• [What to produce]: Locate and copy each line in the data that contains the word "right".

— start Extracted entries —

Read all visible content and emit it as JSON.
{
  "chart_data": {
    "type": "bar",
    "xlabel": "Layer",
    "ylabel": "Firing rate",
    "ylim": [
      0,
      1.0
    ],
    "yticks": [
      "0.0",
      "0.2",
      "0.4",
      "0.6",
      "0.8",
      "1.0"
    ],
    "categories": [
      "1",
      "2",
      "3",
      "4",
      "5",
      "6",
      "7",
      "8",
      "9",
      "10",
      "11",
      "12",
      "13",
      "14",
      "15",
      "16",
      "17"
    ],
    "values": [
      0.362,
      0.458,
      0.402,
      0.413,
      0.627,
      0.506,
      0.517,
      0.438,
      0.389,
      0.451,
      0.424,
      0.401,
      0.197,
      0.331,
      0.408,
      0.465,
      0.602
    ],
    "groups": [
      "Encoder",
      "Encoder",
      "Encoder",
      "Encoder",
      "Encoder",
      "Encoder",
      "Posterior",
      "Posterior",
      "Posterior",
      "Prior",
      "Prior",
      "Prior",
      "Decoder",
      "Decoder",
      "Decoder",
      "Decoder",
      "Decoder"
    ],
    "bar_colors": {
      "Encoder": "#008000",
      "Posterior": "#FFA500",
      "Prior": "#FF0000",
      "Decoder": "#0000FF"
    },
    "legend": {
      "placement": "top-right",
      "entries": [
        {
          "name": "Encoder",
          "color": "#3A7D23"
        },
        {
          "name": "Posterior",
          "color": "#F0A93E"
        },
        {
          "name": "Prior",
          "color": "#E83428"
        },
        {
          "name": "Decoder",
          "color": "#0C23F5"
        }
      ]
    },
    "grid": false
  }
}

— end Extracted entries —
— start Extracted entries —

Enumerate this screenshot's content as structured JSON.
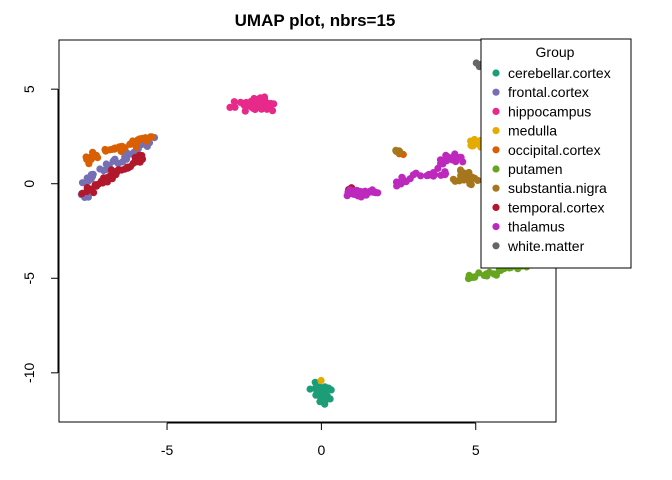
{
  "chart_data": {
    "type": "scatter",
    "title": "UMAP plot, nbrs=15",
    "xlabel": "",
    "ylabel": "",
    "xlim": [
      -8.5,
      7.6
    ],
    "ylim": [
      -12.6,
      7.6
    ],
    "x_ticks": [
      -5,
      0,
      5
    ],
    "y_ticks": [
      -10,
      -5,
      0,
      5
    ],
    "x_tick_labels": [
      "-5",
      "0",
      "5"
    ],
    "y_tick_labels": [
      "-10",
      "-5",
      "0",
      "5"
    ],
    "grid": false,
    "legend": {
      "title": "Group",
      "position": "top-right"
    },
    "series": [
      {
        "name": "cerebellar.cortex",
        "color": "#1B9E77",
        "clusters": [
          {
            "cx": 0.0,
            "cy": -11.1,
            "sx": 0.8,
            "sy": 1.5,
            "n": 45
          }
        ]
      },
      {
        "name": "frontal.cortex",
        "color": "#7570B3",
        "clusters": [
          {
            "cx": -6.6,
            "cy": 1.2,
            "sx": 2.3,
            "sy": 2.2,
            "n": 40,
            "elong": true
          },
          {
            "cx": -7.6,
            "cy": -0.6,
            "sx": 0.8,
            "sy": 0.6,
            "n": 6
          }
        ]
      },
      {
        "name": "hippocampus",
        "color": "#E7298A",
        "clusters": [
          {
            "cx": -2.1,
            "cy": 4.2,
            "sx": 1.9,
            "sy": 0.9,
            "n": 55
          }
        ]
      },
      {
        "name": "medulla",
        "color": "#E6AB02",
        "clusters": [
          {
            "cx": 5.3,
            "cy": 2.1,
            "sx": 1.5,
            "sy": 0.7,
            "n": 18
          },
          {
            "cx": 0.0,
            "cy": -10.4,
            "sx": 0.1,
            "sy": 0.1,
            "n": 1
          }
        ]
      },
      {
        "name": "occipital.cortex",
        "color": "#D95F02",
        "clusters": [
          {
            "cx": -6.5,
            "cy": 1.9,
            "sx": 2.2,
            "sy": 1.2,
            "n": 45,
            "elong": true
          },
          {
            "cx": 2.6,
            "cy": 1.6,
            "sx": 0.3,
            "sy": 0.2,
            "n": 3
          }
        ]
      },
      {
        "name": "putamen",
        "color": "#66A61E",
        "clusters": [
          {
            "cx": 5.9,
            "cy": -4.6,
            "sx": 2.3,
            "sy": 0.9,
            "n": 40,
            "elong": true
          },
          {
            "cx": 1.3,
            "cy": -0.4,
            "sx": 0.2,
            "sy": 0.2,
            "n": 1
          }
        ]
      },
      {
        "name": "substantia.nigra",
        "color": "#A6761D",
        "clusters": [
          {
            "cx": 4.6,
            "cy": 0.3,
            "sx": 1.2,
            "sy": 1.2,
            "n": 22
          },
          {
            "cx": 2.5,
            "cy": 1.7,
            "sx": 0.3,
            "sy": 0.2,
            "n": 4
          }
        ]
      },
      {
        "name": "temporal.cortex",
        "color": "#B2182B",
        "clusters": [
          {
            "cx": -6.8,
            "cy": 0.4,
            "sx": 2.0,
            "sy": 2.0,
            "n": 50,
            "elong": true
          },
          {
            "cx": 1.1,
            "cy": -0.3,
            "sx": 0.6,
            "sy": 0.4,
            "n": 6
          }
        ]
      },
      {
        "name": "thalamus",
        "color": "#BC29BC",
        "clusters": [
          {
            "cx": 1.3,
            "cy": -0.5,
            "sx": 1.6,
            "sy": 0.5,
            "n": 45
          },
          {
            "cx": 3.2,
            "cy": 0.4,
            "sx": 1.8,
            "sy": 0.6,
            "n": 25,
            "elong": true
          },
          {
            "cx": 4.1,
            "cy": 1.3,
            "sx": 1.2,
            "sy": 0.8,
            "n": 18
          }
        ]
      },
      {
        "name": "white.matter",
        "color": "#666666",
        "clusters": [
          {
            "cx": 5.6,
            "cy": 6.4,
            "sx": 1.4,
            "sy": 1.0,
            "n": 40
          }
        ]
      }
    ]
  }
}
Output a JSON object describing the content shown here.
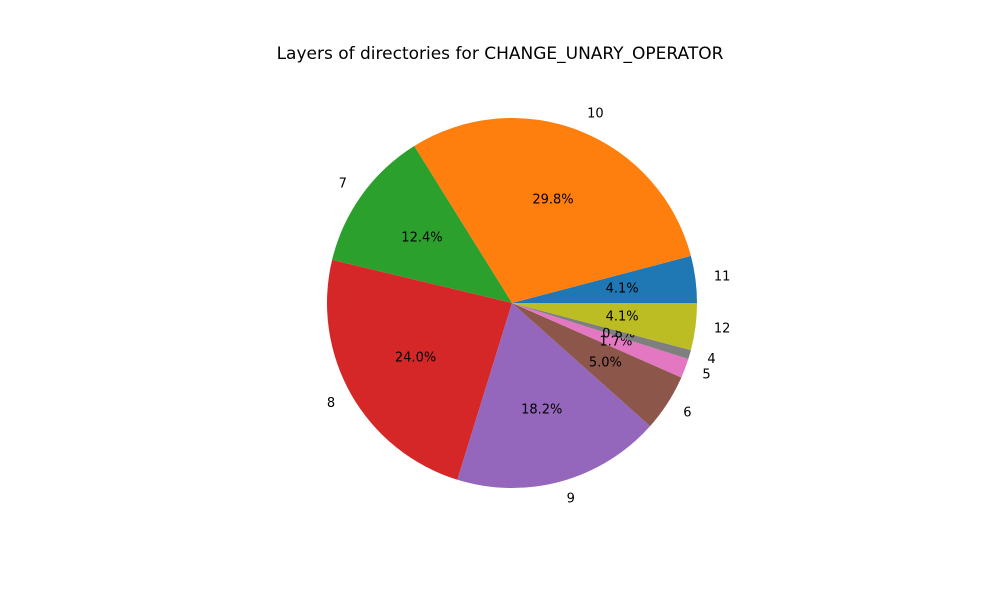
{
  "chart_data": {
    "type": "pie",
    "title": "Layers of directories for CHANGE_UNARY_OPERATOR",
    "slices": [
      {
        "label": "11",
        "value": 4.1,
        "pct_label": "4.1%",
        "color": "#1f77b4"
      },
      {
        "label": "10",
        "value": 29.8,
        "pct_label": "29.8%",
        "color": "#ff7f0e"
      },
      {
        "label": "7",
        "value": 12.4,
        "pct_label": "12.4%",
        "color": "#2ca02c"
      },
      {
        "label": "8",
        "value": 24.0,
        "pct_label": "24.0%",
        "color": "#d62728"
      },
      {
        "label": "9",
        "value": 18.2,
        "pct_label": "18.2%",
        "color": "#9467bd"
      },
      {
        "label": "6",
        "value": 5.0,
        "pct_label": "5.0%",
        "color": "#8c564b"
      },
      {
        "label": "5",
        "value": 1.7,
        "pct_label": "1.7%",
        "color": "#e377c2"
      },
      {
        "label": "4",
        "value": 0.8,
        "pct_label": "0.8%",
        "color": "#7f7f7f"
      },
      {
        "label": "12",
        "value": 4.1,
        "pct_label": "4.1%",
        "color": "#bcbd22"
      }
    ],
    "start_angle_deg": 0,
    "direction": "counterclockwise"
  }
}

— end Extracted entries —

• [Final answer]:
      "placement": "top-right",
      "position": "top-right"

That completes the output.